▸ Aim of the task:
Using the records below, report how many lines hold "REFRIGERATION", with no extra text.

**** Listed entries ****

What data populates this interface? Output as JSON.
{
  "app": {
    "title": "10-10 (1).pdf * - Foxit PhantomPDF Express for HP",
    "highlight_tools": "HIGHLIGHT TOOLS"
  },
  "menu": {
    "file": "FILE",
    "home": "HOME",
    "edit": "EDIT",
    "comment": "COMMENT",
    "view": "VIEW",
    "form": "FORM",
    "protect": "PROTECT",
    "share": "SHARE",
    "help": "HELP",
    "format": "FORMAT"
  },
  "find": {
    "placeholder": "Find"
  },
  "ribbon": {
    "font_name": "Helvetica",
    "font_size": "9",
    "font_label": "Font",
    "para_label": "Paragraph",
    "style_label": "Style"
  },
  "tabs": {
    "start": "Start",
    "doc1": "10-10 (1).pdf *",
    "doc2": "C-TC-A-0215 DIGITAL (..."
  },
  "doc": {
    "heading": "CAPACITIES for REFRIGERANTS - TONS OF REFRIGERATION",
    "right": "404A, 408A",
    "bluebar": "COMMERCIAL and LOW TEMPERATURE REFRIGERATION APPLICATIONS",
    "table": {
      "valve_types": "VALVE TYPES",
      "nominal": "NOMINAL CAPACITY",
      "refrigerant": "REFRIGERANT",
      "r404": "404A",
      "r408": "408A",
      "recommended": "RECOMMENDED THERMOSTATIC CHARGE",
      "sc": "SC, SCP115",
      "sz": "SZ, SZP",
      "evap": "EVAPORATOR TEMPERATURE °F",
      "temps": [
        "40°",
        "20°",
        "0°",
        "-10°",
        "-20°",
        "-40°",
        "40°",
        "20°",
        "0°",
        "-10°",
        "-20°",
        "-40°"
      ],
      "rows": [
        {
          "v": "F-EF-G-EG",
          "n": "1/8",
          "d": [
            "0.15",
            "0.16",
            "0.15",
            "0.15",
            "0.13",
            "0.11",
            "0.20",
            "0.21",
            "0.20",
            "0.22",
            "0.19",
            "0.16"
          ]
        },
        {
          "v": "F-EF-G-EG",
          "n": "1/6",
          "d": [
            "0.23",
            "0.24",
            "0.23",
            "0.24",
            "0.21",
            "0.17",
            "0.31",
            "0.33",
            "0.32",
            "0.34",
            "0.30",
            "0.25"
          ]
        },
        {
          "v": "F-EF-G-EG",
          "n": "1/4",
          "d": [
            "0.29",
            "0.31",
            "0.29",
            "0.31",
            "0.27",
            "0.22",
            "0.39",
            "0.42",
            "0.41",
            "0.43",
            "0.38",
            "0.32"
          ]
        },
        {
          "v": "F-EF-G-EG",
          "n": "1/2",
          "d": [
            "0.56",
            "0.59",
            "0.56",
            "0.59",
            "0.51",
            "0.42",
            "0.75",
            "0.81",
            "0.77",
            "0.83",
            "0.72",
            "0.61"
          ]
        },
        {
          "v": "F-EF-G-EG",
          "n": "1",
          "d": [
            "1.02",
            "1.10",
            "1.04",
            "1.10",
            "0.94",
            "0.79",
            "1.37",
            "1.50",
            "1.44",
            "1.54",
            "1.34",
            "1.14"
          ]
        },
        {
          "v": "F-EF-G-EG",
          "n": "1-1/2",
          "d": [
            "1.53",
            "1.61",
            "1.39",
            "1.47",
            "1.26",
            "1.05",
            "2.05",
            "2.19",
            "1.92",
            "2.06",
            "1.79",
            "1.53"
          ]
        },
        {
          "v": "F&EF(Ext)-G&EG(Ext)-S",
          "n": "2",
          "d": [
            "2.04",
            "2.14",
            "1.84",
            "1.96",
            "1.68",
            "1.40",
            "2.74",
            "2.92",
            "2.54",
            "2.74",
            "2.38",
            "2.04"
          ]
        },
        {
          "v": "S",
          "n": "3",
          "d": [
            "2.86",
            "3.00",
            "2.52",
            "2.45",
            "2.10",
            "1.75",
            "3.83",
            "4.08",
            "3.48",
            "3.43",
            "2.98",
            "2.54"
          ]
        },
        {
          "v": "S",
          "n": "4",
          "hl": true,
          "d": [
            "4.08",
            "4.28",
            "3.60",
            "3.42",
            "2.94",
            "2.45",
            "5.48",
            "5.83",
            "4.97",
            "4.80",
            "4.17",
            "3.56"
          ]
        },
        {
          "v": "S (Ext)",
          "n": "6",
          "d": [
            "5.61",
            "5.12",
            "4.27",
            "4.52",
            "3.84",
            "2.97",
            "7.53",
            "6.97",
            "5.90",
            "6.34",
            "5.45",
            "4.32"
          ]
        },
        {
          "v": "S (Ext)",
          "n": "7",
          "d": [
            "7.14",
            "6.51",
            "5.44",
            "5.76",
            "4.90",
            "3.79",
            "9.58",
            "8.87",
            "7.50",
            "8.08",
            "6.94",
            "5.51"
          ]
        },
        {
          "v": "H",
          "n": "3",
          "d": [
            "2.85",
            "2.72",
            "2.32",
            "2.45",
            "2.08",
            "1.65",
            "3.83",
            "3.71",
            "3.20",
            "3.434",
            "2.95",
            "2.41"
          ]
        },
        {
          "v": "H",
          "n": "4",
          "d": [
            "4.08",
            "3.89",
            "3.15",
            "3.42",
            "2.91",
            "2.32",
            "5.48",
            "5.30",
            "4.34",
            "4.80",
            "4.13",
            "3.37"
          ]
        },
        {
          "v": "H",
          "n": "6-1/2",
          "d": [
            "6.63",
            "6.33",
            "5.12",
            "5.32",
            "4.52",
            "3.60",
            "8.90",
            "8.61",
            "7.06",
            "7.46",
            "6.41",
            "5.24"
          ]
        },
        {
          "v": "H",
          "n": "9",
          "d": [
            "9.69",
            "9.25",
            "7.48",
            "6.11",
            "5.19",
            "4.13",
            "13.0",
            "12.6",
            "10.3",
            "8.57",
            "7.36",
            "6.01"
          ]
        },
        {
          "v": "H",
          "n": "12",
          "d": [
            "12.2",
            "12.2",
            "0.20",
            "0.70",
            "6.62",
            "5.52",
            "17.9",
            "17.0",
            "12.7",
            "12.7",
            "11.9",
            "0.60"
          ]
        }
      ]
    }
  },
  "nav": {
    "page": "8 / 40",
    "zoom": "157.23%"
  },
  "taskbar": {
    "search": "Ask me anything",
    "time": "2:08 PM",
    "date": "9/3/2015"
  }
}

****

▸ Task solution:
2